• GIVEN TASK: Extract all data as written.

[Some records]
::::

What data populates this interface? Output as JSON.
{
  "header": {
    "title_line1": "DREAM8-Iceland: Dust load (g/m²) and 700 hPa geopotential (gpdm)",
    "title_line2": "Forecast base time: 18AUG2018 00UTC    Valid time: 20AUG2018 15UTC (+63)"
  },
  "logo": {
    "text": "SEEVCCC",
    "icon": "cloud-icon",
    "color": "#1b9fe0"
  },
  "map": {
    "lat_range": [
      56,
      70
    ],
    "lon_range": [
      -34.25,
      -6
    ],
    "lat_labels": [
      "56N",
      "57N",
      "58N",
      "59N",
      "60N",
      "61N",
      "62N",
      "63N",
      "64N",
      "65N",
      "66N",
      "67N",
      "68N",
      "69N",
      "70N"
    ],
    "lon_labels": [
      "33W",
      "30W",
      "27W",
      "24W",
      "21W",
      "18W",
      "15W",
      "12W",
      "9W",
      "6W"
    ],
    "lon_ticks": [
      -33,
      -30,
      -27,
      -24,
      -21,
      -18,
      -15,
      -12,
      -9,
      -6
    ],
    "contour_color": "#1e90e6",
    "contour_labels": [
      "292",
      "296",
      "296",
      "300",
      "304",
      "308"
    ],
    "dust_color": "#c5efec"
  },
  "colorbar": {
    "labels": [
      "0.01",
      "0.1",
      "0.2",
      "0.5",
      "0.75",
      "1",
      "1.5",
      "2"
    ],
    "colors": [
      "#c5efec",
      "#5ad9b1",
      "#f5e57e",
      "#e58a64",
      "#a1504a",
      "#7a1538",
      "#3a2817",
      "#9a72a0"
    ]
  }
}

::::

• SOLVED PROBLEM:
What data populates this interface? Output as JSON.
{
  "header": {
    "title_line1": "DREAM8-Iceland: Dust load (g/m²) and 700 hPa geopotential (gpdm)",
    "title_line2": "Forecast base time: 18AUG2018 00UTC    Valid time: 20AUG2018 15UTC (+63)"
  },
  "logo": {
    "text": "SEEVCCC",
    "icon": "cloud-icon",
    "color": "#1b9fe0"
  },
  "map": {
    "lat_range": [
      56,
      70
    ],
    "lon_range": [
      -34.25,
      -6
    ],
    "lat_labels": [
      "56N",
      "57N",
      "58N",
      "59N",
      "60N",
      "61N",
      "62N",
      "63N",
      "64N",
      "65N",
      "66N",
      "67N",
      "68N",
      "69N",
      "70N"
    ],
    "lon_labels": [
      "33W",
      "30W",
      "27W",
      "24W",
      "21W",
      "18W",
      "15W",
      "12W",
      "9W",
      "6W"
    ],
    "lon_ticks": [
      -33,
      -30,
      -27,
      -24,
      -21,
      -18,
      -15,
      -12,
      -9,
      -6
    ],
    "contour_color": "#1e90e6",
    "contour_labels": [
      "292",
      "296",
      "296",
      "300",
      "304",
      "308"
    ],
    "dust_color": "#c5efec"
  },
  "colorbar": {
    "labels": [
      "0.01",
      "0.1",
      "0.2",
      "0.5",
      "0.75",
      "1",
      "1.5",
      "2"
    ],
    "colors": [
      "#c5efec",
      "#5ad9b1",
      "#f5e57e",
      "#e58a64",
      "#a1504a",
      "#7a1538",
      "#3a2817",
      "#9a72a0"
    ]
  }
}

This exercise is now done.